• _Stated exercise_: Leave the pictures out. Return all other data exactly.

• _Information given_:

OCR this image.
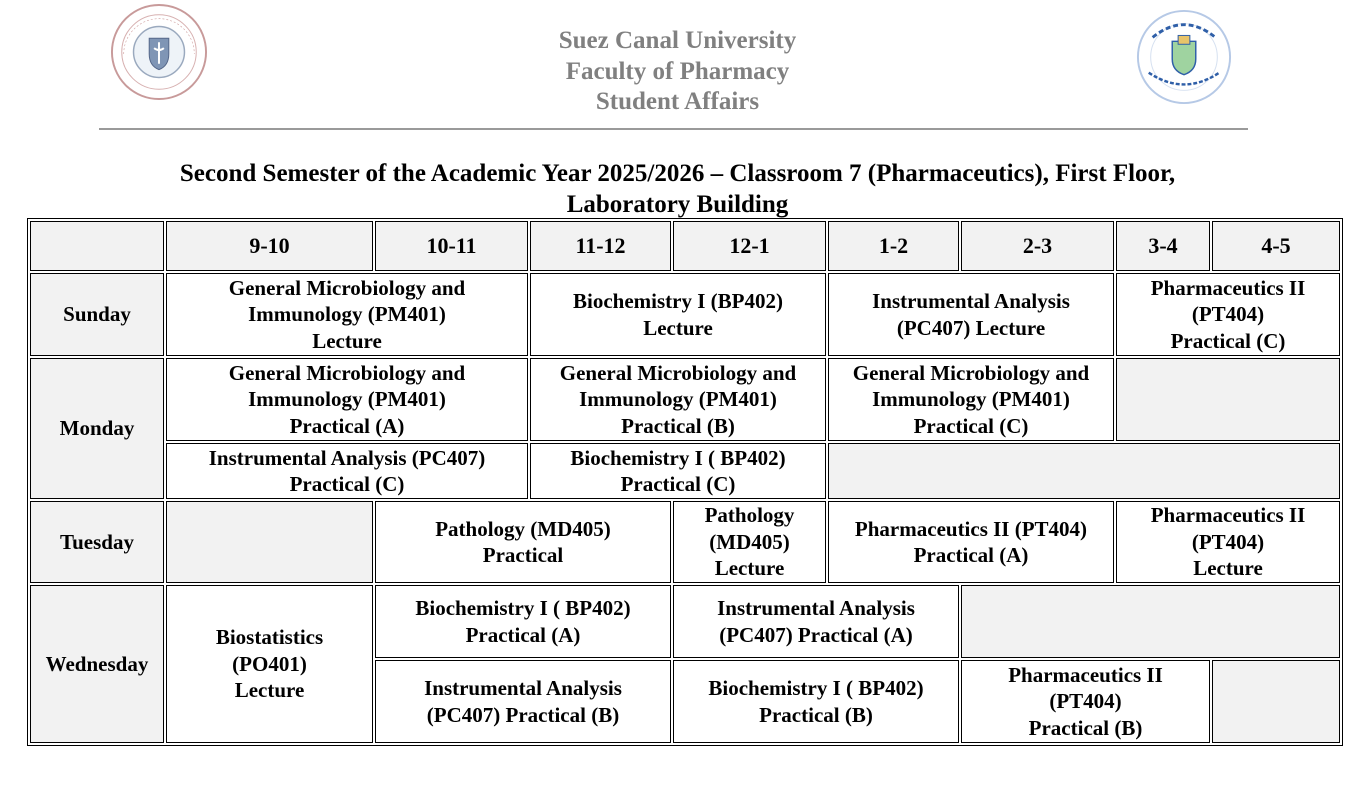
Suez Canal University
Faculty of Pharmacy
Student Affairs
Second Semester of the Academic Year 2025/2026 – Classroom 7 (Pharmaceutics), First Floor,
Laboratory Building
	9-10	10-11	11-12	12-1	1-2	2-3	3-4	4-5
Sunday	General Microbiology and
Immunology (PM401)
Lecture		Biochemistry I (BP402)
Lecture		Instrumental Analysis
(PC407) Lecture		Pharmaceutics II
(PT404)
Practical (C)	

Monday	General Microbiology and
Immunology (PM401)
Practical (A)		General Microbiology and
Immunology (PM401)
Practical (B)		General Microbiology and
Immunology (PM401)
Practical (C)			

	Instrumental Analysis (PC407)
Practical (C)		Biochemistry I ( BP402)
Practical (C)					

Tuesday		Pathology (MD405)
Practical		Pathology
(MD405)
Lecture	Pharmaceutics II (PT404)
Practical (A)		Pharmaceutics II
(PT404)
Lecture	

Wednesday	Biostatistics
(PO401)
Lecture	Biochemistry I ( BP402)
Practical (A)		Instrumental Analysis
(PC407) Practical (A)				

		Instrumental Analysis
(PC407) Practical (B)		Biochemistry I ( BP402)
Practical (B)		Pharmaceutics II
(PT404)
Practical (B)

• _Answer in full_:
OCR this image.
Suez Canal University
Faculty of Pharmacy
Student Affairs
Second Semester of the Academic Year 2025/2026 – Classroom 7 (Pharmaceutics), First Floor,
Laboratory Building
	9-10	10-11	11-12	12-1	1-2	2-3	3-4	4-5
Sunday	General Microbiology and
Immunology (PM401)
Lecture		Biochemistry I (BP402)
Lecture		Instrumental Analysis
(PC407) Lecture		Pharmaceutics II
(PT404)
Practical (C)	

Monday	General Microbiology and
Immunology (PM401)
Practical (A)		General Microbiology and
Immunology (PM401)
Practical (B)		General Microbiology and
Immunology (PM401)
Practical (C)			

	Instrumental Analysis (PC407)
Practical (C)		Biochemistry I ( BP402)
Practical (C)					

Tuesday		Pathology (MD405)
Practical		Pathology
(MD405)
Lecture	Pharmaceutics II (PT404)
Practical (A)		Pharmaceutics II
(PT404)
Lecture	

Wednesday	Biostatistics
(PO401)
Lecture	Biochemistry I ( BP402)
Practical (A)		Instrumental Analysis
(PC407) Practical (A)				

		Instrumental Analysis
(PC407) Practical (B)		Biochemistry I ( BP402)
Practical (B)		Pharmaceutics II
(PT404)
Practical (B)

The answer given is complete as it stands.